Stored items from a collection:

####

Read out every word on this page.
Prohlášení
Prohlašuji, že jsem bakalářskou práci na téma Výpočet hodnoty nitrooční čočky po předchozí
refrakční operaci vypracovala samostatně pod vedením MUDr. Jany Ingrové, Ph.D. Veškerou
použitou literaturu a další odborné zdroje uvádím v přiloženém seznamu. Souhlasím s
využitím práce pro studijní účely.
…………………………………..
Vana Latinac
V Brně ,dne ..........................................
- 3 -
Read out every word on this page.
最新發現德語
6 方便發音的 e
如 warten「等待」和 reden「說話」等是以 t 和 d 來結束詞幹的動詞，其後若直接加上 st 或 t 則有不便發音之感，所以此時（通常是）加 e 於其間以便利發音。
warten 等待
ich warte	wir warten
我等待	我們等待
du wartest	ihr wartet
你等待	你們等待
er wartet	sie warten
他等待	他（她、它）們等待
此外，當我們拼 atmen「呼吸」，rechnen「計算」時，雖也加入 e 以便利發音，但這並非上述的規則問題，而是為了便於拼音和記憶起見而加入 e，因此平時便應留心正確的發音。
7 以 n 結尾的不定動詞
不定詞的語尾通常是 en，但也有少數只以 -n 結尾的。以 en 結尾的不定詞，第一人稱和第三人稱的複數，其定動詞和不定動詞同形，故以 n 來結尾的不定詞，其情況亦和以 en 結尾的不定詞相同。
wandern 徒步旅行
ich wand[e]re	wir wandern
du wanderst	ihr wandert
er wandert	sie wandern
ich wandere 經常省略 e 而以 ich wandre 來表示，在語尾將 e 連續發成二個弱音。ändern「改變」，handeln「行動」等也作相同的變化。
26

####

[YOUR TASK] Please output the complete data exactly.

[CORRECT ANSWER]
Read out every word on this page.
Prohlášení
Prohlašuji, že jsem bakalářskou práci na téma Výpočet hodnoty nitrooční čočky po předchozí
refrakční operaci vypracovala samostatně pod vedením MUDr. Jany Ingrové, Ph.D. Veškerou
použitou literaturu a další odborné zdroje uvádím v přiloženém seznamu. Souhlasím s
využitím práce pro studijní účely.
…………………………………..
Vana Latinac
V Brně ,dne ..........................................
- 3 -
Read out every word on this page.
最新發現德語
6 方便發音的 e
如 warten「等待」和 reden「說話」等是以 t 和 d 來結束詞幹的動詞，其後若直接加上 st 或 t 則有不便發音之感，所以此時（通常是）加 e 於其間以便利發音。
warten 等待
ich warte	wir warten
我等待	我們等待
du wartest	ihr wartet
你等待	你們等待
er wartet	sie warten
他等待	他（她、它）們等待
此外，當我們拼 atmen「呼吸」，rechnen「計算」時，雖也加入 e 以便利發音，但這並非上述的規則問題，而是為了便於拼音和記憶起見而加入 e，因此平時便應留心正確的發音。
7 以 n 結尾的不定動詞
不定詞的語尾通常是 en，但也有少數只以 -n 結尾的。以 en 結尾的不定詞，第一人稱和第三人稱的複數，其定動詞和不定動詞同形，故以 n 來結尾的不定詞，其情況亦和以 en 結尾的不定詞相同。
wandern 徒步旅行
ich wand[e]re	wir wandern
du wanderst	ihr wandert
er wandert	sie wandern
ich wandere 經常省略 e 而以 ich wandre 來表示，在語尾將 e 連續發成二個弱音。ändern「改變」，handeln「行動」等也作相同的變化。
26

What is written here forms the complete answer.